Written request
Return only the number of lines holding the word "Tonausgabe".

Records provided
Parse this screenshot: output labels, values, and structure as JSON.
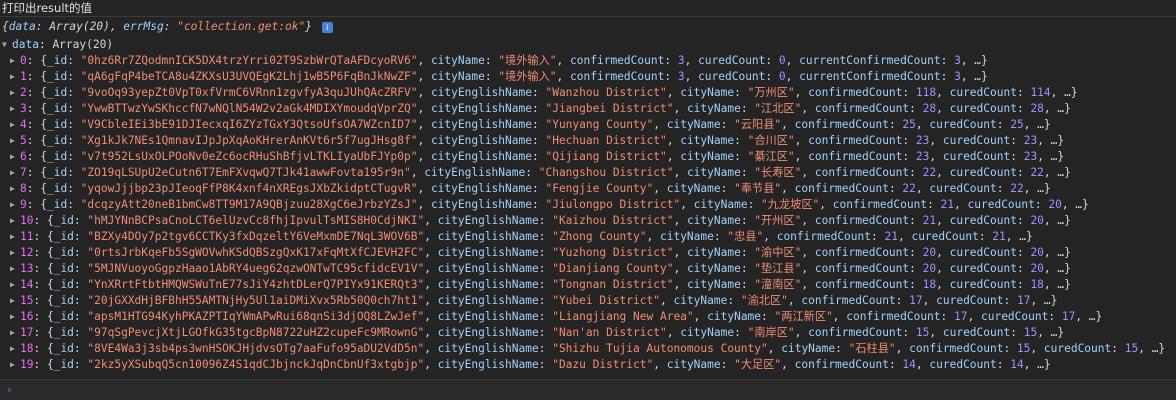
{
  "header": {
    "title": "打印出result的值"
  },
  "summary": {
    "open": "{",
    "data_key": "data",
    "data_val": "Array(20)",
    "sep": ", ",
    "err_key": "errMsg",
    "err_val": "\"collection.get:ok\"",
    "close": "}",
    "info": "i"
  },
  "data_header": {
    "key": "data",
    "value": "Array(20)"
  },
  "rows": [
    {
      "idx": "0",
      "id": "\"0hz6Rr7ZQodmnICK5DX4trzYrri02T9SzbWrQTaAFDcyoRV6\"",
      "segs": [
        [
          "cityName",
          "\"境外输入\""
        ],
        [
          "confirmedCount",
          "3"
        ],
        [
          "curedCount",
          "0"
        ],
        [
          "currentConfirmedCount",
          "3"
        ]
      ]
    },
    {
      "idx": "1",
      "id": "\"qA6gFqP4beTCA8u4ZKXsU3UVQEgK2Lhj1wB5P6FqBnJkNwZF\"",
      "segs": [
        [
          "cityName",
          "\"境外输入\""
        ],
        [
          "confirmedCount",
          "3"
        ],
        [
          "curedCount",
          "0"
        ],
        [
          "currentConfirmedCount",
          "3"
        ]
      ]
    },
    {
      "idx": "2",
      "id": "\"9voOq93yepZt0VpT0xfVrmC6VRnn1zgvfyA3quJUhQAcZRFV\"",
      "segs": [
        [
          "cityEnglishName",
          "\"Wanzhou District\""
        ],
        [
          "cityName",
          "\"万州区\""
        ],
        [
          "confirmedCount",
          "118"
        ],
        [
          "curedCount",
          "114"
        ]
      ]
    },
    {
      "idx": "3",
      "id": "\"YwwBTTwzYwSKhccfN7wNQlN54W2v2aGk4MDIXYmoudqVprZQ\"",
      "segs": [
        [
          "cityEnglishName",
          "\"Jiangbei District\""
        ],
        [
          "cityName",
          "\"江北区\""
        ],
        [
          "confirmedCount",
          "28"
        ],
        [
          "curedCount",
          "28"
        ]
      ]
    },
    {
      "idx": "4",
      "id": "\"V9CbleIEi3bE91DJIecxqI6ZYzTGxY3QtsoUfsOA7WZcnID7\"",
      "segs": [
        [
          "cityEnglishName",
          "\"Yunyang County\""
        ],
        [
          "cityName",
          "\"云阳县\""
        ],
        [
          "confirmedCount",
          "25"
        ],
        [
          "curedCount",
          "25"
        ]
      ]
    },
    {
      "idx": "5",
      "id": "\"Xg1kJk7NEs1QmnavIJpJpXqAoKHrerAnKVt6r5f7ugJHsg8f\"",
      "segs": [
        [
          "cityEnglishName",
          "\"Hechuan District\""
        ],
        [
          "cityName",
          "\"合川区\""
        ],
        [
          "confirmedCount",
          "23"
        ],
        [
          "curedCount",
          "23"
        ]
      ]
    },
    {
      "idx": "6",
      "id": "\"v7t952LsUxOLPOoNv0eZc6ocRHuShBfjvLTKLIyaUbFJYp0p\"",
      "segs": [
        [
          "cityEnglishName",
          "\"Qijiang District\""
        ],
        [
          "cityName",
          "\"綦江区\""
        ],
        [
          "confirmedCount",
          "23"
        ],
        [
          "curedCount",
          "23"
        ]
      ]
    },
    {
      "idx": "7",
      "id": "\"ZO19qLSUpU2eCutn6T7EmFXvqwQ7TJk41awwFovta195r9n\"",
      "segs": [
        [
          "cityEnglishName",
          "\"Changshou District\""
        ],
        [
          "cityName",
          "\"长寿区\""
        ],
        [
          "confirmedCount",
          "22"
        ],
        [
          "curedCount",
          "22"
        ]
      ]
    },
    {
      "idx": "8",
      "id": "\"yqowJjjbp23pJIeoqFfP8K4xnf4nXREgsJXbZkidptCTugvR\"",
      "segs": [
        [
          "cityEnglishName",
          "\"Fengjie County\""
        ],
        [
          "cityName",
          "\"奉节县\""
        ],
        [
          "confirmedCount",
          "22"
        ],
        [
          "curedCount",
          "22"
        ]
      ]
    },
    {
      "idx": "9",
      "id": "\"dcqzyAtt20neB1bmCw8TT9M17A9QBjzuu28XgC6eJrbzYZsJ\"",
      "segs": [
        [
          "cityEnglishName",
          "\"Jiulongpo District\""
        ],
        [
          "cityName",
          "\"九龙坡区\""
        ],
        [
          "confirmedCount",
          "21"
        ],
        [
          "curedCount",
          "20"
        ]
      ]
    },
    {
      "idx": "10",
      "id": "\"hMJYNnBCPsaCnoLCT6elUzvCc8fhjIpvulTsMIS8H0CdjNKI\"",
      "segs": [
        [
          "cityEnglishName",
          "\"Kaizhou District\""
        ],
        [
          "cityName",
          "\"开州区\""
        ],
        [
          "confirmedCount",
          "21"
        ],
        [
          "curedCount",
          "20"
        ]
      ]
    },
    {
      "idx": "11",
      "id": "\"BZXy4DOy7p2tgv6CCTKy3fxDqzeltY6VeMxmDE7NqL3WOV6B\"",
      "segs": [
        [
          "cityEnglishName",
          "\"Zhong County\""
        ],
        [
          "cityName",
          "\"忠县\""
        ],
        [
          "confirmedCount",
          "21"
        ],
        [
          "curedCount",
          "21"
        ]
      ]
    },
    {
      "idx": "12",
      "id": "\"0rtsJrbKqeFb5SgWOVwhKSdQBSzgQxK17xFqMtXfCJEVH2FC\"",
      "segs": [
        [
          "cityEnglishName",
          "\"Yuzhong District\""
        ],
        [
          "cityName",
          "\"渝中区\""
        ],
        [
          "confirmedCount",
          "20"
        ],
        [
          "curedCount",
          "20"
        ]
      ]
    },
    {
      "idx": "13",
      "id": "\"5MJNVuoyoGgpzHaao1AbRY4ueg62qzwONTwTC95cfidcEV1V\"",
      "segs": [
        [
          "cityEnglishName",
          "\"Dianjiang County\""
        ],
        [
          "cityName",
          "\"垫江县\""
        ],
        [
          "confirmedCount",
          "20"
        ],
        [
          "curedCount",
          "20"
        ]
      ]
    },
    {
      "idx": "14",
      "id": "\"YnXRrtFtbtHMQWSWuTnE77sJiY4zhtDLerQ7PIYx91KERQt3\"",
      "segs": [
        [
          "cityEnglishName",
          "\"Tongnan District\""
        ],
        [
          "cityName",
          "\"潼南区\""
        ],
        [
          "confirmedCount",
          "18"
        ],
        [
          "curedCount",
          "18"
        ]
      ]
    },
    {
      "idx": "15",
      "id": "\"20jGXXdHjBFBhH55AMTNjHy5Ul1aiDMiXvx5Rb50Q0ch7ht1\"",
      "segs": [
        [
          "cityEnglishName",
          "\"Yubei District\""
        ],
        [
          "cityName",
          "\"渝北区\""
        ],
        [
          "confirmedCount",
          "17"
        ],
        [
          "curedCount",
          "17"
        ]
      ]
    },
    {
      "idx": "16",
      "id": "\"apsM1HTG94KyhPKAZPTIqYWmAPwRui68qnSi3djOQ8LZwJef\"",
      "segs": [
        [
          "cityEnglishName",
          "\"Liangjiang New Area\""
        ],
        [
          "cityName",
          "\"两江新区\""
        ],
        [
          "confirmedCount",
          "17"
        ],
        [
          "curedCount",
          "17"
        ]
      ]
    },
    {
      "idx": "17",
      "id": "\"97qSgPevcjXtjLGOfkG35tgcBpN8722uHZ2cupeFc9MRownG\"",
      "segs": [
        [
          "cityEnglishName",
          "\"Nan'an District\""
        ],
        [
          "cityName",
          "\"南岸区\""
        ],
        [
          "confirmedCount",
          "15"
        ],
        [
          "curedCount",
          "15"
        ]
      ]
    },
    {
      "idx": "18",
      "id": "\"8VE4Wa3j3sb4ps3wnHSOKJHjdvsOTg7aaFufo95aDU2VdD5n\"",
      "segs": [
        [
          "cityEnglishName",
          "\"Shizhu Tujia Autonomous County\""
        ],
        [
          "cityName",
          "\"石柱县\""
        ],
        [
          "confirmedCount",
          "15"
        ],
        [
          "curedCount",
          "15"
        ]
      ]
    },
    {
      "idx": "19",
      "id": "\"2kz5yXSubqQ5cn10096Z4S1qdCJbjnckJqDnCbnUf3xtgbjp\"",
      "segs": [
        [
          "cityEnglishName",
          "\"Dazu District\""
        ],
        [
          "cityName",
          "\"大足区\""
        ],
        [
          "confirmedCount",
          "14"
        ],
        [
          "curedCount",
          "14"
        ]
      ]
    }
  ],
  "colors": {
    "background": "#242424",
    "key": "#a1d1f9",
    "index": "#e36eec",
    "string": "#f08d72",
    "number": "#9f91ff"
  },
  "icons": {
    "expand": "triangle-down-icon",
    "collapse": "triangle-right-icon",
    "prompt": "chevron-right-icon"
  }
}
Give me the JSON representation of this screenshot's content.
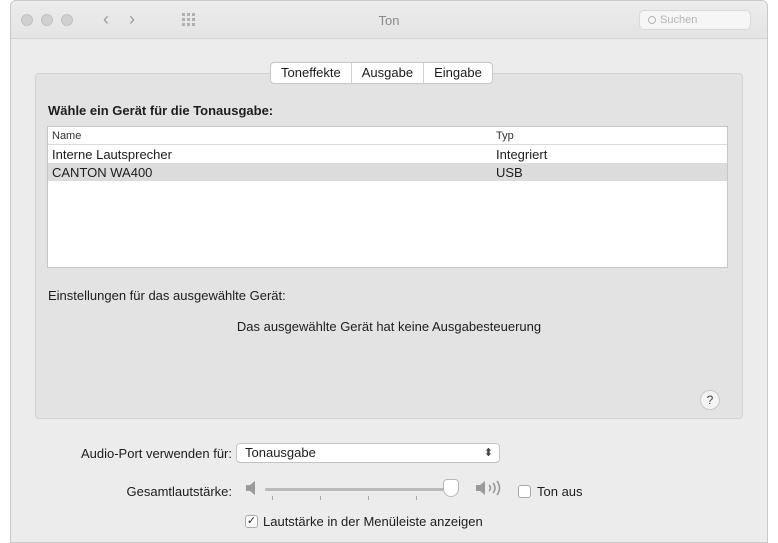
{
  "window": {
    "title": "Ton",
    "search_placeholder": "Suchen"
  },
  "tabs": [
    {
      "label": "Toneffekte"
    },
    {
      "label": "Ausgabe",
      "selected": true
    },
    {
      "label": "Eingabe"
    }
  ],
  "output": {
    "section_title": "Wähle ein Gerät für die Tonausgabe:",
    "columns": {
      "name": "Name",
      "type": "Typ"
    },
    "devices": [
      {
        "name": "Interne Lautsprecher",
        "type": "Integriert",
        "selected": false
      },
      {
        "name": "CANTON WA400",
        "type": "USB",
        "selected": true
      }
    ],
    "settings_label": "Einstellungen für das ausgewählte Gerät:",
    "no_control_message": "Das ausgewählte Gerät hat keine Ausgabesteuerung"
  },
  "help_label": "?",
  "audio_port": {
    "label": "Audio-Port verwenden für:",
    "value": "Tonausgabe"
  },
  "volume": {
    "label": "Gesamtlautstärke:",
    "level": 0.97,
    "mute_label": "Ton aus",
    "muted": false
  },
  "menubar_option": {
    "label": "Lautstärke in der Menüleiste anzeigen",
    "checked": true
  },
  "icons": {
    "back": "chevron-left-icon",
    "forward": "chevron-right-icon",
    "grid": "grid-icon",
    "search": "search-icon",
    "speaker_low": "speaker-low-icon",
    "speaker_high": "speaker-high-icon",
    "select_chevron": "up-down-chevron-icon",
    "check": "checkmark-icon"
  }
}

Full answer
2